Kur'an-ı Kerim ve Türkçe Meali Sayfa 512
10. Ey Muhammed! Hudeybiye'de, son nefeslerine kadar çarpışmak üzere sana bağlılık sözü verenler, gerçekte Allah ile sözleşmiş oluyorlardı. Nitekim onlar söz vermek için elini tutup sana biat ederlerken, Rabb'iniz müminlerle birlikteydi ve Allah'ın eli, onların elleri üzerindeydi. Şu hâlde, her kim sözünü bozacak olursa, yalnızca kendi zararına bozmuş olur. Kim de Allah'a verdiği söze bağlılık gösterirse, Allah ona eşi benzeri olmayan muhteşem bir ödül verecektir.

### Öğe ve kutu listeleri

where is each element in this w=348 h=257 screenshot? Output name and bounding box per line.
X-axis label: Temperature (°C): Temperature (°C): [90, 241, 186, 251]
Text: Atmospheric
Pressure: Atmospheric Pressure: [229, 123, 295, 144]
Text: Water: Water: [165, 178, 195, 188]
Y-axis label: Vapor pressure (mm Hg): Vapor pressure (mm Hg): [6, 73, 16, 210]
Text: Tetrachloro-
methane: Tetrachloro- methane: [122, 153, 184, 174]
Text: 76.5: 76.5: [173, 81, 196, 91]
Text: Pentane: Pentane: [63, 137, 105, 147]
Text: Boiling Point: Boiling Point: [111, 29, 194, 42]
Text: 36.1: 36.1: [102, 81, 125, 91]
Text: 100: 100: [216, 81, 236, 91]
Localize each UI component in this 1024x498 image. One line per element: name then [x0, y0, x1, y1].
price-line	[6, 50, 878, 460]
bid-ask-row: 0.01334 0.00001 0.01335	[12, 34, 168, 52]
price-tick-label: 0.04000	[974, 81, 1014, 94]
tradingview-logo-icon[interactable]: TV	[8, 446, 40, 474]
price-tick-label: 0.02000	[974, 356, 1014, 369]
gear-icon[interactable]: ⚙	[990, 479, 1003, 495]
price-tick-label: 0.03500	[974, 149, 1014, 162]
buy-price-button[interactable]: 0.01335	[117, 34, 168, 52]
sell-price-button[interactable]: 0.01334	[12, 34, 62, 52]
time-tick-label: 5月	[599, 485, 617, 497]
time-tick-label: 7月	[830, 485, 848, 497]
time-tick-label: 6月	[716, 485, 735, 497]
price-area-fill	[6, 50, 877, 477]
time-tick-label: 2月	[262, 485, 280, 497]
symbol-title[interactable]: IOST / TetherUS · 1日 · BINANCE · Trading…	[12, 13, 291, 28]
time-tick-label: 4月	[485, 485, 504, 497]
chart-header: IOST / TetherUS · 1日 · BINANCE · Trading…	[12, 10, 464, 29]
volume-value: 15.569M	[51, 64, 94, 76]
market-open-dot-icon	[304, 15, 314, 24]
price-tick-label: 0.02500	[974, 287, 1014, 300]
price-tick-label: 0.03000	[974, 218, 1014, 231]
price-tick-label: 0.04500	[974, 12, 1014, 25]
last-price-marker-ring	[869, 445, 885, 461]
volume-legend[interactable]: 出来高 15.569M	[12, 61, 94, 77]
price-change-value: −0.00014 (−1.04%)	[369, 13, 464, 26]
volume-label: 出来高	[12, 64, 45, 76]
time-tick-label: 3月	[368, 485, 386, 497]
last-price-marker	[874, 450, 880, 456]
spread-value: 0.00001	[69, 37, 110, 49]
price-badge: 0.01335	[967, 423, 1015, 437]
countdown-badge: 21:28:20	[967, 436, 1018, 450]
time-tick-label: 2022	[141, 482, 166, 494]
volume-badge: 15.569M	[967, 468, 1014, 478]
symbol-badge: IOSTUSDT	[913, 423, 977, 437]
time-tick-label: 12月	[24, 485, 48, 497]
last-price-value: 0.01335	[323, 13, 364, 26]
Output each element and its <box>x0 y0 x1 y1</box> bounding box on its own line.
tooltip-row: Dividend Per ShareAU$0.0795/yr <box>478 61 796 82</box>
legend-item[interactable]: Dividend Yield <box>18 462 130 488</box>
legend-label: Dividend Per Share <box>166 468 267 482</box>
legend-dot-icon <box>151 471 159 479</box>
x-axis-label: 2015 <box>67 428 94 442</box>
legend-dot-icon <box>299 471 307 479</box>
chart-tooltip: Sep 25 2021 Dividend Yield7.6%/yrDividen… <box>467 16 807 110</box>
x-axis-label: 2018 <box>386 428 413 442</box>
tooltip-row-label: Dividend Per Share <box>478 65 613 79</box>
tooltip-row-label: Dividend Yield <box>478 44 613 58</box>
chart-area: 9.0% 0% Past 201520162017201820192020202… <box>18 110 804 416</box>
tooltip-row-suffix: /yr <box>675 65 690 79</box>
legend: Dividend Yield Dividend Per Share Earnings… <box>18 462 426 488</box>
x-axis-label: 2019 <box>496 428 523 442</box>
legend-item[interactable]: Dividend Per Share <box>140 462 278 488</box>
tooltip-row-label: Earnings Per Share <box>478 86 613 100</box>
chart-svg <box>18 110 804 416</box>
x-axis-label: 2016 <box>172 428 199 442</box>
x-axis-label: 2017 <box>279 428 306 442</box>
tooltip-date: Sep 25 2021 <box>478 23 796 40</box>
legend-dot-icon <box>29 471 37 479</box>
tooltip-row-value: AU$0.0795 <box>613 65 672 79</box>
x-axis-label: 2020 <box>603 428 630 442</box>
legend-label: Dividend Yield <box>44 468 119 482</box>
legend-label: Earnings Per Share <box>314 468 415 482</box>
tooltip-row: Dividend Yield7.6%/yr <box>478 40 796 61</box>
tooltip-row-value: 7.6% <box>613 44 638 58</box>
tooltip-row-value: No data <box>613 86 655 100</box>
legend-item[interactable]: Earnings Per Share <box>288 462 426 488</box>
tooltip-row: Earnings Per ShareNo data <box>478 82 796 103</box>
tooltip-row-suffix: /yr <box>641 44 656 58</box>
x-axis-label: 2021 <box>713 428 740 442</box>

### Alıştırma yönergeleri
**a.** Hudeybiye biatını anlatan metni iki cümlede nasıl özetlersiniz?
**b.** Hudeybiye biatını anlatan metni son cümlesinden sonra sürdürür müsünüz?

### Cevaplar
**a.** Hudeybiye'de son nefeslerine kadar çarpışmak üzere Muhammed'e bağlılık sözü verenler gerçekte Allah ile sözleşmiş oluyordu ve onlar biat ederken Allah'ın eli onların elleri üzerindeydi. Sözünü bozan yalnızca kendi zararına bozmuş olur, Allah'a verdiği söze bağlı kalana ise Allah eşi benzeri olmayan muhteşem bir ödül verecektir.

**b.**
11. Tehlikeli Mekke yolculuğuna çıkmamak için çeşitli bahaneler ileri sürerek köylerinde kalan göçebe kabileler, Medine'ye döndüğünüz zaman sana özür beyan ederek diyecekler ki: "Bu sefere katılamadığımız için çok üzgünüz! Fakat ne yapalım, ilgilenmek zorunda olduğumuz mallarımız ve ailelerimiz bizi bu yolculuktan alıkoydu. İnan çok pişmanız, lütfen bizim kusurumuz için Rabb'inden bağışlanma dile!" Sakın bu münafıkların sözlerine inanma. Çünkü onlar, kalplerinde olmayan şeyi söylüyorlar. Onlara de ki: "Neden Allah'ın vaadine güvenmediniz? Söyler misiniz, eğer Allah size bir zarar veya fayda vermek istese, Allah'ın bu dileğine kim engel olabilir? Yalan söyleyerek beni kandırsanız bile, cezadan kurtulacağınızı mı sanıyorsunuz? Hayır, Allah tüm yaptıklarınızdan haberdardır."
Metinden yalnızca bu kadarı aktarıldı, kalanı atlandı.